Dataset records:
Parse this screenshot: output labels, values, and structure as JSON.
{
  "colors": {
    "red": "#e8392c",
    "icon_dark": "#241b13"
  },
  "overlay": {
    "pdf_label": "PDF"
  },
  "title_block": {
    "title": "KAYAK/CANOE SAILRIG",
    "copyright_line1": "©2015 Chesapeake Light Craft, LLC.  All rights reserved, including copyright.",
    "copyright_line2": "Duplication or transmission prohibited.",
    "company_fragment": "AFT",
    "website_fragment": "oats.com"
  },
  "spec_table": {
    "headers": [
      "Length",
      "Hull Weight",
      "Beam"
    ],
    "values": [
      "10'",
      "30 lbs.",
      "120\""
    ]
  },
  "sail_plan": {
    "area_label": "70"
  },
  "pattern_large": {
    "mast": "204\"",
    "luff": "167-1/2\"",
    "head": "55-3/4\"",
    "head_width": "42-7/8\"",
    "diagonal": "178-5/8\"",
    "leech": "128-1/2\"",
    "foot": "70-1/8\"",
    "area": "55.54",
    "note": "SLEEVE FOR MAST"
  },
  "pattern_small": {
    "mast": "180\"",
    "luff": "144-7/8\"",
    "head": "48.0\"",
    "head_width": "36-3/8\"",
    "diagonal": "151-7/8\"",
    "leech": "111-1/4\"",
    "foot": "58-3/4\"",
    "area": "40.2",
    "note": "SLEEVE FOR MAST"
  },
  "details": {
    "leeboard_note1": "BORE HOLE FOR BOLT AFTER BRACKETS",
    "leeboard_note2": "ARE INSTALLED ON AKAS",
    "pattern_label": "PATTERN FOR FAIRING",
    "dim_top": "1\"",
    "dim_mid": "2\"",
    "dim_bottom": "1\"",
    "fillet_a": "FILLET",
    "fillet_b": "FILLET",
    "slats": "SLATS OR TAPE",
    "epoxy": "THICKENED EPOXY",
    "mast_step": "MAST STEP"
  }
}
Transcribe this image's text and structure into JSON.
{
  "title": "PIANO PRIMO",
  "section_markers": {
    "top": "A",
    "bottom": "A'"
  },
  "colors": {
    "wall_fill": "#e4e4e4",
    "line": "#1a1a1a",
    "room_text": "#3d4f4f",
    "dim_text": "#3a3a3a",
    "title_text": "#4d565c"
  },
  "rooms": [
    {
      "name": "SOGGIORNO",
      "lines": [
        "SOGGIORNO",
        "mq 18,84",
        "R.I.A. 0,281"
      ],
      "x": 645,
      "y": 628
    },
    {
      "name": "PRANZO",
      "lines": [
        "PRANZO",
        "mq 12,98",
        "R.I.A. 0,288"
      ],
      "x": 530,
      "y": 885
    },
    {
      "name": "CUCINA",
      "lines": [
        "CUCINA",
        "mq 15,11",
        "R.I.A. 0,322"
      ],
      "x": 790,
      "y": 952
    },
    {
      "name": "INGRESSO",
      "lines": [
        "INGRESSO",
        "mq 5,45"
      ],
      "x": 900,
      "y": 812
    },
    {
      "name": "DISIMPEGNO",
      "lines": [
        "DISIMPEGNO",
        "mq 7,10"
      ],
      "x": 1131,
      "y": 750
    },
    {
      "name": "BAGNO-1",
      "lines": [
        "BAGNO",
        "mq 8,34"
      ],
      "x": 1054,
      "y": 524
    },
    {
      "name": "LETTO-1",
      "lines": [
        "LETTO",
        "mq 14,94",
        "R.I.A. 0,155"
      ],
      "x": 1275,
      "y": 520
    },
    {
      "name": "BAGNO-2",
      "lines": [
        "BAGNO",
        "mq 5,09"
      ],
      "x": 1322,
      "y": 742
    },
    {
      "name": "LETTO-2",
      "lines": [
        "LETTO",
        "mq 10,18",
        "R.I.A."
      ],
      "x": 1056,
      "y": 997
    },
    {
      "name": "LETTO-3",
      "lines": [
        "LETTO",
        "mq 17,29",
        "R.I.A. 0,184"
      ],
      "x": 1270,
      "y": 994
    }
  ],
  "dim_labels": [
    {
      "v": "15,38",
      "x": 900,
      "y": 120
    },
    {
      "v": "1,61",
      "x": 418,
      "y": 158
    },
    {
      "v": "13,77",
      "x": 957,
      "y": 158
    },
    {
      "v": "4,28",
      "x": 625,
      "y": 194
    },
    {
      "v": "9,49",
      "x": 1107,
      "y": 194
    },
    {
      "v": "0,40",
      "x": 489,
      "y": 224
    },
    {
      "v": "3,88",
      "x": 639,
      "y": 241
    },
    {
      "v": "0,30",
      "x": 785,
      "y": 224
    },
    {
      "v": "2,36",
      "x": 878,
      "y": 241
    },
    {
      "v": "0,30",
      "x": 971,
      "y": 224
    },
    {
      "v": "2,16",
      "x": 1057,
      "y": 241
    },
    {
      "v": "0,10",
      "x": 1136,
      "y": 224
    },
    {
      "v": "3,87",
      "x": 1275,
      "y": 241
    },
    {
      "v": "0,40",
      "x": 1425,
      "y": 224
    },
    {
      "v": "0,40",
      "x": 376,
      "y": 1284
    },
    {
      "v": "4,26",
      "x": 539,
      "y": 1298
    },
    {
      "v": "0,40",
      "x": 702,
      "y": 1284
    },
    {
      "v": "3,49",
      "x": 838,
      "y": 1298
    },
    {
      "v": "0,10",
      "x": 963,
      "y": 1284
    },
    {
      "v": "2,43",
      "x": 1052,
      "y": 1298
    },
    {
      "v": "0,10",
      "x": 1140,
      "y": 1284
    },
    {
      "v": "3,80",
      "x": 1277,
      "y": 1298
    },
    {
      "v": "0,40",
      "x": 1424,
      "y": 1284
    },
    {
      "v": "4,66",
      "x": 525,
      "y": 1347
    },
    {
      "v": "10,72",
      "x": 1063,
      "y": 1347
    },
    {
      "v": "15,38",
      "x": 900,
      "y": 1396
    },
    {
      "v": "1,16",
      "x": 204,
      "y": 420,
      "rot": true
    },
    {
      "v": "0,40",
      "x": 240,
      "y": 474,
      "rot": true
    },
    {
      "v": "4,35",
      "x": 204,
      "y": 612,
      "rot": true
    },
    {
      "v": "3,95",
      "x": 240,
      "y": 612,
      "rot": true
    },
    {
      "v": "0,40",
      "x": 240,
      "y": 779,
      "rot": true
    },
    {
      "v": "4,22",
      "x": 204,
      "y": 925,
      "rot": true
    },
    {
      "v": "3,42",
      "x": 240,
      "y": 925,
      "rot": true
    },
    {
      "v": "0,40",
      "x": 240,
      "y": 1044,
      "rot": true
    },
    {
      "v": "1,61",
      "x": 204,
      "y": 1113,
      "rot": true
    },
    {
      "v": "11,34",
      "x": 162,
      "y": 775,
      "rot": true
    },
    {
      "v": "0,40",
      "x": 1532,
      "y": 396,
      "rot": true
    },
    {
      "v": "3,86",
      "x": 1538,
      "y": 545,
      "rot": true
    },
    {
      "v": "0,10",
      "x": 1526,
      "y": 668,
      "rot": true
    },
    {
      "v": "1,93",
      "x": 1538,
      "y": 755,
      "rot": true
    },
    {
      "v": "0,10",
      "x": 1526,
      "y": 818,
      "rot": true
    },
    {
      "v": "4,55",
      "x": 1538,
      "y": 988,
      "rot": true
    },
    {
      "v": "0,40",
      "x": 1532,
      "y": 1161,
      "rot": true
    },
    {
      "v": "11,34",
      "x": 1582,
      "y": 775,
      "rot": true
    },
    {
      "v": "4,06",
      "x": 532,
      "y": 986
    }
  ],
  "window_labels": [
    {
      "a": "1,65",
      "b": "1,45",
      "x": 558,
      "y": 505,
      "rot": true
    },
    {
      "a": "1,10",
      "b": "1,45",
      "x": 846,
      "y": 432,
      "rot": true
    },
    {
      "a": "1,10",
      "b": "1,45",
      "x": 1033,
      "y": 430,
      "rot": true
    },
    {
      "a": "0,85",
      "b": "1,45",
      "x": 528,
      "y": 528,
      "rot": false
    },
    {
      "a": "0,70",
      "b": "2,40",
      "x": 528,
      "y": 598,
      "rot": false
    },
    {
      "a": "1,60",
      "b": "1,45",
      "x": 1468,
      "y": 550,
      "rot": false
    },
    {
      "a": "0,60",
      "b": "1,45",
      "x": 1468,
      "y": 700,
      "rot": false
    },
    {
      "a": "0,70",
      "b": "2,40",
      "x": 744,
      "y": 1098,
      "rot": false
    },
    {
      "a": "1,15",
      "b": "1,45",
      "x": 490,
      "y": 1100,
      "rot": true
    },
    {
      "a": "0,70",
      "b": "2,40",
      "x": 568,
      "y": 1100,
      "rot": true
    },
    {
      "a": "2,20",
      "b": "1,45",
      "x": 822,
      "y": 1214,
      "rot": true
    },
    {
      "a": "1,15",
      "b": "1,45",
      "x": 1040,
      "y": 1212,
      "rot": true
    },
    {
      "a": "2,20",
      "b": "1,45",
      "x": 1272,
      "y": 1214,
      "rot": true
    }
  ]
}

What is being asked: Where a line of the entries contains the word "structure", copy that line.

Solution to the exercise:
Parse this screenshot: output labels, values, and structure as JSON.
Transcribe this image's text and structure into JSON.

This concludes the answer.